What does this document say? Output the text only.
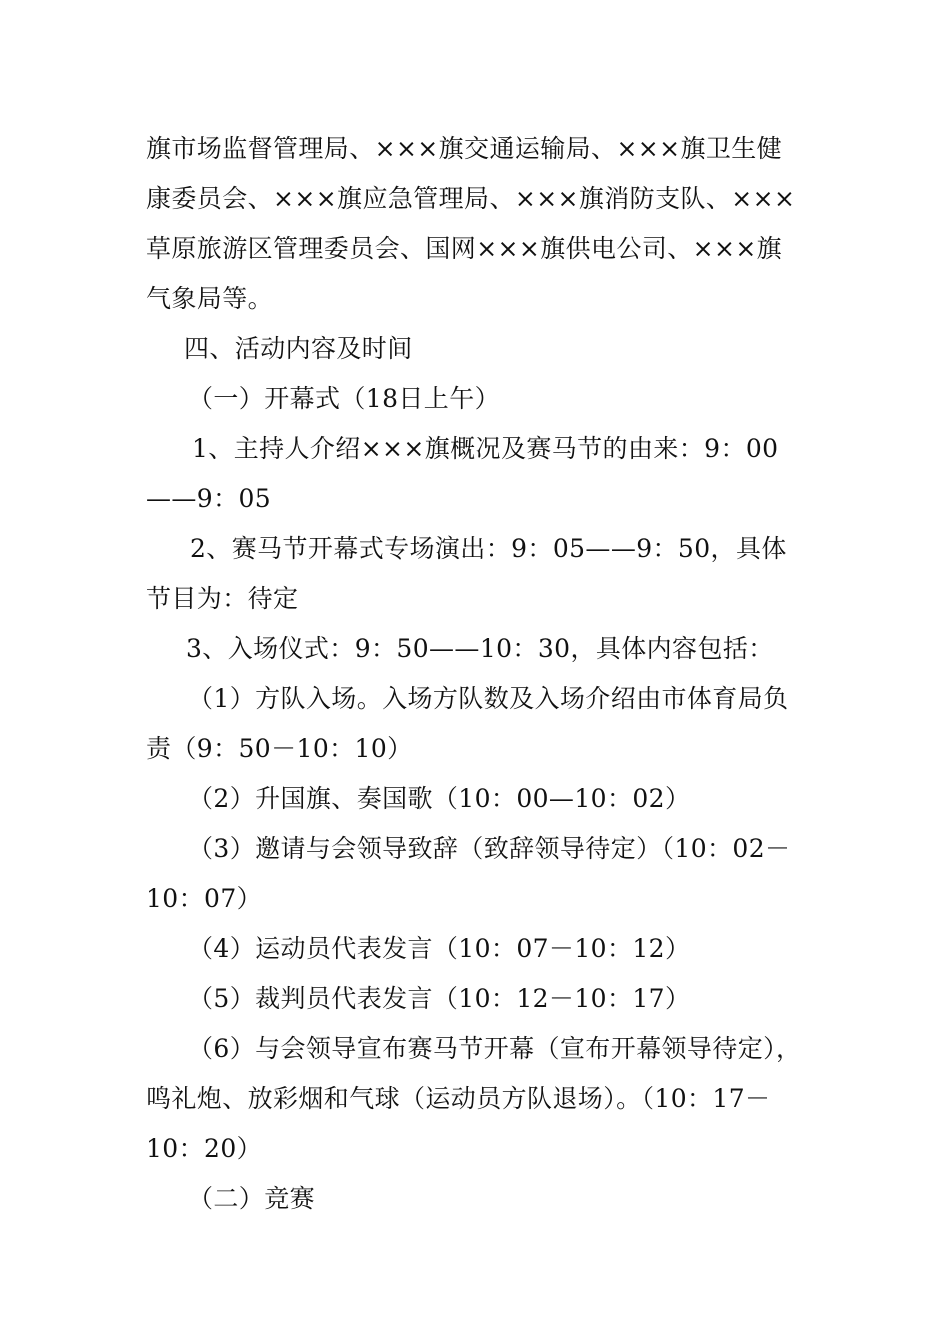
旗市场监督管理局、×××旗交通运输局、×××旗卫生健
康委员会、×××旗应急管理局、×××旗消防支队、×××
草原旅游区管理委员会、国网×××旗供电公司、×××旗
气象局等。
四、活动内容及时间
（一）开幕式（18日上午）
1、主持人介绍×××旗概况及赛马节的由来：9：00
——9：05
2、赛马节开幕式专场演出：9：05——9：50，具体
节目为：待定
3、入场仪式：9：50——10：30，具体内容包括：
（1）方队入场。入场方队数及入场介绍由市体育局负
责（9：50－10：10）
（2）升国旗、奏国歌（10：00—10：02）
（3）邀请与会领导致辞（致辞领导待定）（10：02－
10：07）
（4）运动员代表发言（10：07－10：12）
（5）裁判员代表发言（10：12－10：17）
（6）与会领导宣布赛马节开幕（宣布开幕领导待定），
鸣礼炮、放彩烟和气球（运动员方队退场）。（10：17－
10：20）
（二）竞赛
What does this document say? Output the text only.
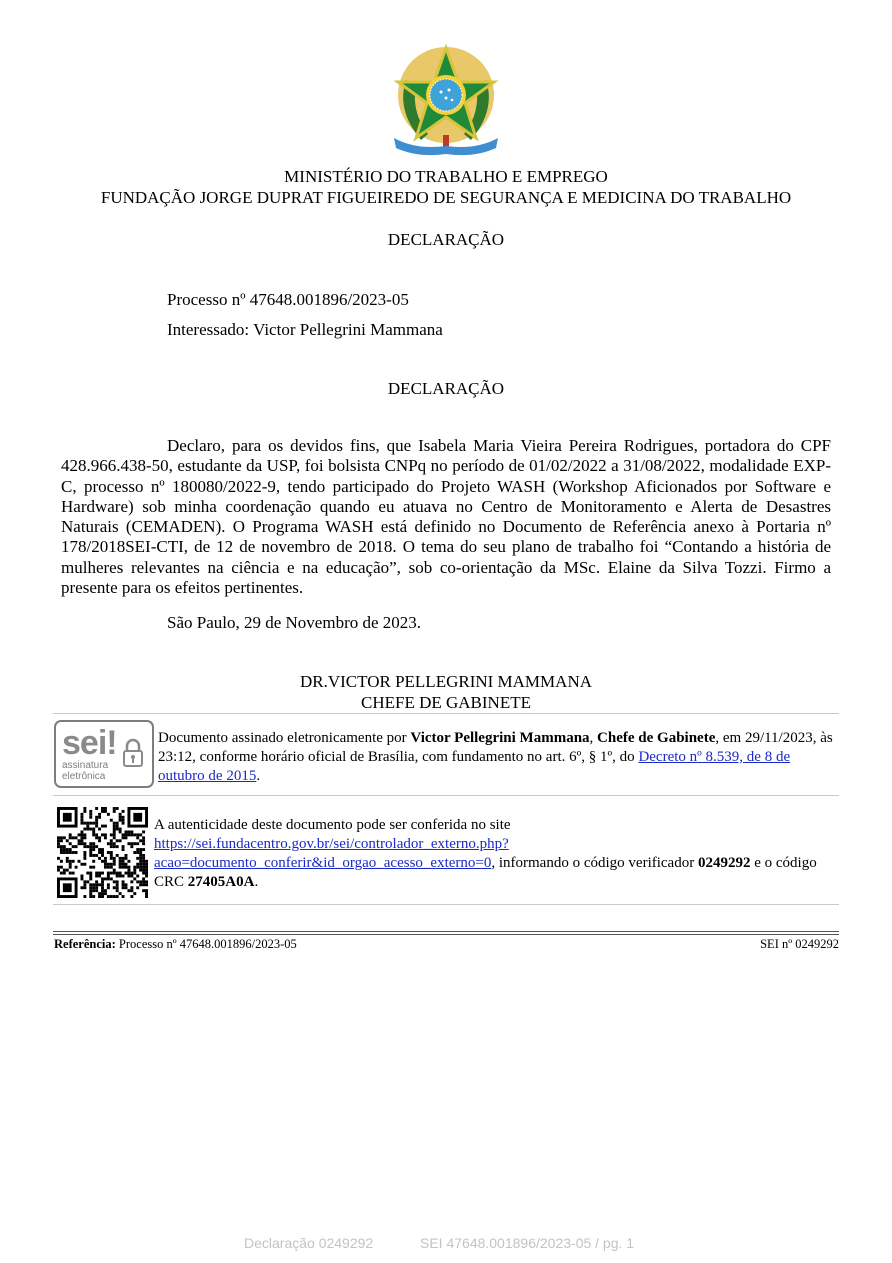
MINISTÉRIO DO TRABALHO E EMPREGO
FUNDAÇÃO JORGE DUPRAT FIGUEIREDO DE SEGURANÇA E MEDICINA DO TRABALHO
DECLARAÇÃO
Processo nº 47648.001896/2023-05
Interessado: Victor Pellegrini Mammana
DECLARAÇÃO
Declaro, para os devidos fins, que Isabela Maria Vieira Pereira Rodrigues, portadora do CPF 428.966.438-50, estudante da USP, foi bolsista CNPq no período de 01/02/2022 a 31/08/2022, modalidade EXP-C, processo nº 180080/2022-9, tendo participado do Projeto WASH (Workshop Aficionados por Software e Hardware) sob minha coordenação quando eu atuava no Centro de Monitoramento e Alerta de Desastres Naturais (CEMADEN). O Programa WASH está definido no Documento de Referência anexo à Portaria nº 178/2018SEI-CTI, de 12 de novembro de 2018. O tema do seu plano de trabalho foi “Contando a história de mulheres relevantes na ciência e na educação”, sob co-orientação da MSc. Elaine da Silva Tozzi. Firmo a presente para os efeitos pertinentes.
São Paulo, 29 de Novembro de 2023.
DR.VICTOR PELLEGRINI MAMMANA
CHEFE DE GABINETE
sei!
assinatura
eletrônica
Documento assinado eletronicamente por Victor Pellegrini Mammana, Chefe de Gabinete, em 29/11/2023, às 23:12, conforme horário oficial de Brasília, com fundamento no art. 6º, § 1º, do Decreto nº 8.539, de 8 de outubro de 2015.
A autenticidade deste documento pode ser conferida no site
https://sei.fundacentro.gov.br/sei/controlador_externo.php?
acao=documento_conferir&id_orgao_acesso_externo=0, informando o código verificador 0249292 e o código CRC 27405A0A.
Referência: Processo nº 47648.001896/2023-05	SEI nº 0249292
Declaração 0249292	SEI 47648.001896/2023-05 / pg. 1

DIRECTIONS FOR THIS TASK: Copy the material exactly. Do not include the pictures.

COMPLETE ANSWER:
What does this document say? Output the text only.
旗市场监督管理局、×××旗交通运输局、×××旗卫生健
康委员会、×××旗应急管理局、×××旗消防支队、×××
草原旅游区管理委员会、国网×××旗供电公司、×××旗
气象局等。
四、活动内容及时间
（一）开幕式（18日上午）
1、主持人介绍×××旗概况及赛马节的由来：9：00
——9：05
2、赛马节开幕式专场演出：9：05——9：50，具体
节目为：待定
3、入场仪式：9：50——10：30，具体内容包括：
（1）方队入场。入场方队数及入场介绍由市体育局负
责（9：50－10：10）
（2）升国旗、奏国歌（10：00—10：02）
（3）邀请与会领导致辞（致辞领导待定）（10：02－
10：07）
（4）运动员代表发言（10：07－10：12）
（5）裁判员代表发言（10：12－10：17）
（6）与会领导宣布赛马节开幕（宣布开幕领导待定），
鸣礼炮、放彩烟和气球（运动员方队退场）。（10：17－
10：20）
（二）竞赛
What does this document say? Output the text only.
MINISTÉRIO DO TRABALHO E EMPREGO
FUNDAÇÃO JORGE DUPRAT FIGUEIREDO DE SEGURANÇA E MEDICINA DO TRABALHO
DECLARAÇÃO
Processo nº 47648.001896/2023-05
Interessado: Victor Pellegrini Mammana
DECLARAÇÃO
Declaro, para os devidos fins, que Isabela Maria Vieira Pereira Rodrigues, portadora do CPF 428.966.438-50, estudante da USP, foi bolsista CNPq no período de 01/02/2022 a 31/08/2022, modalidade EXP-C, processo nº 180080/2022-9, tendo participado do Projeto WASH (Workshop Aficionados por Software e Hardware) sob minha coordenação quando eu atuava no Centro de Monitoramento e Alerta de Desastres Naturais (CEMADEN). O Programa WASH está definido no Documento de Referência anexo à Portaria nº 178/2018SEI-CTI, de 12 de novembro de 2018. O tema do seu plano de trabalho foi “Contando a história de mulheres relevantes na ciência e na educação”, sob co-orientação da MSc. Elaine da Silva Tozzi. Firmo a presente para os efeitos pertinentes.
São Paulo, 29 de Novembro de 2023.
DR.VICTOR PELLEGRINI MAMMANA
CHEFE DE GABINETE
sei!
assinatura
eletrônica
Documento assinado eletronicamente por Victor Pellegrini Mammana, Chefe de Gabinete, em 29/11/2023, às 23:12, conforme horário oficial de Brasília, com fundamento no art. 6º, § 1º, do Decreto nº 8.539, de 8 de outubro de 2015.
A autenticidade deste documento pode ser conferida no site
https://sei.fundacentro.gov.br/sei/controlador_externo.php?
acao=documento_conferir&id_orgao_acesso_externo=0, informando o código verificador 0249292 e o código CRC 27405A0A.
Referência: Processo nº 47648.001896/2023-05	SEI nº 0249292
Declaração 0249292	SEI 47648.001896/2023-05 / pg. 1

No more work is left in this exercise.